▶ [INFORMATION SHOWN]:
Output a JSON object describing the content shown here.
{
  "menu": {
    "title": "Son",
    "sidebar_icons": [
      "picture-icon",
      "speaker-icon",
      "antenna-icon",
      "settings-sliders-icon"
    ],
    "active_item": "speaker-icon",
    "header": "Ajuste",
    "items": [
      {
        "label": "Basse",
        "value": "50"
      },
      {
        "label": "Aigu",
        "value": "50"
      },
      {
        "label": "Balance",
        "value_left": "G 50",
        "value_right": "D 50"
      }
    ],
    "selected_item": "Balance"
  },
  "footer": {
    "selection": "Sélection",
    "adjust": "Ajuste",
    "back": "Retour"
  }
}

▶ [EXERCISE DIRECTIONS]: Write out every record verbatim.

▶ [EXERCISE RESPONSE]:
Output a JSON object describing the content shown here.
{
  "menu": {
    "title": "Son",
    "sidebar_icons": [
      "picture-icon",
      "speaker-icon",
      "antenna-icon",
      "settings-sliders-icon"
    ],
    "active_item": "speaker-icon",
    "header": "Ajuste",
    "items": [
      {
        "label": "Basse",
        "value": "50"
      },
      {
        "label": "Aigu",
        "value": "50"
      },
      {
        "label": "Balance",
        "value_left": "G 50",
        "value_right": "D 50"
      }
    ],
    "selected_item": "Balance"
  },
  "footer": {
    "selection": "Sélection",
    "adjust": "Ajuste",
    "back": "Retour"
  }
}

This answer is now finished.